» PROMPT:
Reproduce every line of the data below without changing anything.

» EXCERPTED DATA:
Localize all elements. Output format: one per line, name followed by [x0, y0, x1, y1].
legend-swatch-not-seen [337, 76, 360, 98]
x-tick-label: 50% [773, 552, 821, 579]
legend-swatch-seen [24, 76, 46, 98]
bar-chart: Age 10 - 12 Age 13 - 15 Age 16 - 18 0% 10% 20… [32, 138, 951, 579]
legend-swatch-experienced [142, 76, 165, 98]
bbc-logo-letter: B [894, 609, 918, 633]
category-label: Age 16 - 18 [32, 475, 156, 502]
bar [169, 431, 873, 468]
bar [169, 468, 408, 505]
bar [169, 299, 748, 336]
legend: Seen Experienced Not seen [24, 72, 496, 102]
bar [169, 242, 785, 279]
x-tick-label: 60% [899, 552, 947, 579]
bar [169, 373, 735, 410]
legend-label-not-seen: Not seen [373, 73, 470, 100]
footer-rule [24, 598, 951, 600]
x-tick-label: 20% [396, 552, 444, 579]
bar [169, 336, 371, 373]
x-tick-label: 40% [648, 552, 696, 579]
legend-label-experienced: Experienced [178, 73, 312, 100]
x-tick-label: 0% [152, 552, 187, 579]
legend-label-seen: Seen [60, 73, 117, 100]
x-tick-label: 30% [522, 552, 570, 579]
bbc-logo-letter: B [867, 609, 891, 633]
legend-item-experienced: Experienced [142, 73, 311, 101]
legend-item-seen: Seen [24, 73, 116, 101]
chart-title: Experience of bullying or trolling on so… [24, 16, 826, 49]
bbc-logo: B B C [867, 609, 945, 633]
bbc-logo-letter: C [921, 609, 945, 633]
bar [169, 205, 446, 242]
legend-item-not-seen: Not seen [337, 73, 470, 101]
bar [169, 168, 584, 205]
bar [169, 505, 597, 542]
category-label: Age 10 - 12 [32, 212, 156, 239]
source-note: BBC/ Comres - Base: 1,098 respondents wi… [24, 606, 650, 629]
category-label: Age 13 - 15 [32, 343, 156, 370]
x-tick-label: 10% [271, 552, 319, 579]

» RESPONSE TO THIS EXERCISE:
Localize all elements. Output format: one per line, name followed by [x0, y0, x1, y1].
legend-swatch-not-seen [337, 76, 360, 98]
x-tick-label: 50% [773, 552, 821, 579]
legend-swatch-seen [24, 76, 46, 98]
bar-chart: Age 10 - 12 Age 13 - 15 Age 16 - 18 0% 10% 20… [32, 138, 951, 579]
legend-swatch-experienced [142, 76, 165, 98]
bbc-logo-letter: B [894, 609, 918, 633]
category-label: Age 16 - 18 [32, 475, 156, 502]
bar [169, 431, 873, 468]
bar [169, 468, 408, 505]
bar [169, 299, 748, 336]
legend: Seen Experienced Not seen [24, 72, 496, 102]
bar [169, 242, 785, 279]
x-tick-label: 60% [899, 552, 947, 579]
bar [169, 373, 735, 410]
legend-label-not-seen: Not seen [373, 73, 470, 100]
footer-rule [24, 598, 951, 600]
x-tick-label: 20% [396, 552, 444, 579]
bar [169, 336, 371, 373]
x-tick-label: 40% [648, 552, 696, 579]
legend-label-experienced: Experienced [178, 73, 312, 100]
x-tick-label: 0% [152, 552, 187, 579]
legend-label-seen: Seen [60, 73, 117, 100]
x-tick-label: 30% [522, 552, 570, 579]
bbc-logo-letter: B [867, 609, 891, 633]
legend-item-experienced: Experienced [142, 73, 311, 101]
legend-item-seen: Seen [24, 73, 116, 101]
chart-title: Experience of bullying or trolling on so… [24, 16, 826, 49]
bbc-logo: B B C [867, 609, 945, 633]
bbc-logo-letter: C [921, 609, 945, 633]
bar [169, 205, 446, 242]
legend-item-not-seen: Not seen [337, 73, 470, 101]
bar [169, 168, 584, 205]
bar [169, 505, 597, 542]
category-label: Age 10 - 12 [32, 212, 156, 239]
source-note: BBC/ Comres - Base: 1,098 respondents wi… [24, 606, 650, 629]
category-label: Age 13 - 15 [32, 343, 156, 370]
x-tick-label: 10% [271, 552, 319, 579]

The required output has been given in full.